PROVIDED RECORDS
□ □ □ □ □

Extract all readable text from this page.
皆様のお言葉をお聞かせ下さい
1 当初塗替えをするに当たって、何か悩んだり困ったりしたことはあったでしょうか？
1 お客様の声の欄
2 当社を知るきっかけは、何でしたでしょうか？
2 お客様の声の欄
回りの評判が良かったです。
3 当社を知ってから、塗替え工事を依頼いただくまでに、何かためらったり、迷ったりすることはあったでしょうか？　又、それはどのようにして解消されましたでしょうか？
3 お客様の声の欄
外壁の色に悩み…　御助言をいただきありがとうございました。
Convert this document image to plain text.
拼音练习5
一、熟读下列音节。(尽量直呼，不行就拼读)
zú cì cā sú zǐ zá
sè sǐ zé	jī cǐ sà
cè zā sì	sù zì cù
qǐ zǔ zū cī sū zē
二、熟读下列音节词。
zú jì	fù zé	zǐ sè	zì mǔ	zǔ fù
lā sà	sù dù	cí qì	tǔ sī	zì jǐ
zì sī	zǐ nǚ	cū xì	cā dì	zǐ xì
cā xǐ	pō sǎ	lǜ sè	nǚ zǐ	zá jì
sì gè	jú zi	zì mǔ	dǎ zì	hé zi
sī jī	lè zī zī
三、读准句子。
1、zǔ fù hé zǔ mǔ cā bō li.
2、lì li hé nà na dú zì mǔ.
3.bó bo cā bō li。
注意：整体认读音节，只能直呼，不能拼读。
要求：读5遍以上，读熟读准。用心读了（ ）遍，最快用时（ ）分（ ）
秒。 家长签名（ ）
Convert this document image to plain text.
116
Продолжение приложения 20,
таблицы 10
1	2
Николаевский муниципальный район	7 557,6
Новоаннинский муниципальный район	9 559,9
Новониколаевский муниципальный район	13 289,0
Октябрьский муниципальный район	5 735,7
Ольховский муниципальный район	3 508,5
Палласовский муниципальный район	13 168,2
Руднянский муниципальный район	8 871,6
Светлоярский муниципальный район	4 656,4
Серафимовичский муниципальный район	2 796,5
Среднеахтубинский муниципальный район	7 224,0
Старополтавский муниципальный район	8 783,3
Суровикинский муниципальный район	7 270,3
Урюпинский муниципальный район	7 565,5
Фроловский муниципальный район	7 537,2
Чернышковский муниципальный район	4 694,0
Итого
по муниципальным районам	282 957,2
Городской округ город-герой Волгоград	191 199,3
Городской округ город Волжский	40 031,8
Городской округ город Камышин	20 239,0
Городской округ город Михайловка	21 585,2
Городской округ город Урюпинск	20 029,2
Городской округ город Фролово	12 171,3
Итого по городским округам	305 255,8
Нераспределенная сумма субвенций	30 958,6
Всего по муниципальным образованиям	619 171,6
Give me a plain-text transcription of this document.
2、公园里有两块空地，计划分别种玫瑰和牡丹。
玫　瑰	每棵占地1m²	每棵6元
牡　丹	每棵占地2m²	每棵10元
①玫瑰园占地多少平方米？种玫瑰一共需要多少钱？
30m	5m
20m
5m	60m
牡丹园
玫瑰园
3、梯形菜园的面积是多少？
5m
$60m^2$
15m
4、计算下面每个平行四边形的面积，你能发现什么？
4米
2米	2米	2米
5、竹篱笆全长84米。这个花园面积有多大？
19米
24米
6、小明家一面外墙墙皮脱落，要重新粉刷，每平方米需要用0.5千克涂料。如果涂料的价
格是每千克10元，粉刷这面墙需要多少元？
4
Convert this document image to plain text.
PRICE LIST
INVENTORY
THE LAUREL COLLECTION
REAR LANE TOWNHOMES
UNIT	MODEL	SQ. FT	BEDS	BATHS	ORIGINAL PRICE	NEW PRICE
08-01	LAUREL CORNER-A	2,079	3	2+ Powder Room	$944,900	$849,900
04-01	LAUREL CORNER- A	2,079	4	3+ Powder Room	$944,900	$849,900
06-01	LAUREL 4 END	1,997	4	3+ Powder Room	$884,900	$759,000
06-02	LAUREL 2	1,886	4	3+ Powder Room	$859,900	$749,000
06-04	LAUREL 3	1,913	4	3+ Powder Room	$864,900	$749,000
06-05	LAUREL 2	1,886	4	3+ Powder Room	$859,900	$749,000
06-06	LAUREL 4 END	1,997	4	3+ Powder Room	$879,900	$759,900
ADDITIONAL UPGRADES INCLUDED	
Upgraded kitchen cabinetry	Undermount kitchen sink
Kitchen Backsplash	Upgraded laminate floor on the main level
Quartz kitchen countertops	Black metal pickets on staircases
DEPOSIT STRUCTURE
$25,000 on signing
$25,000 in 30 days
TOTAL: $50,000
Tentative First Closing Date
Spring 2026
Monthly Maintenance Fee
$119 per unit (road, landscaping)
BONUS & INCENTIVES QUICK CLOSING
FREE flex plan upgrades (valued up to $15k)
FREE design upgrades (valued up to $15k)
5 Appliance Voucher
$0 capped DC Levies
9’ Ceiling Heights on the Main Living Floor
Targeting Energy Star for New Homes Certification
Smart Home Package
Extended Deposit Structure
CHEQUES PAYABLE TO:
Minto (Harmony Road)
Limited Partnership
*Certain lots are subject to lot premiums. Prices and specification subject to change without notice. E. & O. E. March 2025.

□ □ □ □ □

THE TASK
For the material, find the number of lines holding the word "муниципальным" and give that figure and nothing more.

SOLUTION FOR THIS PROBLEM
2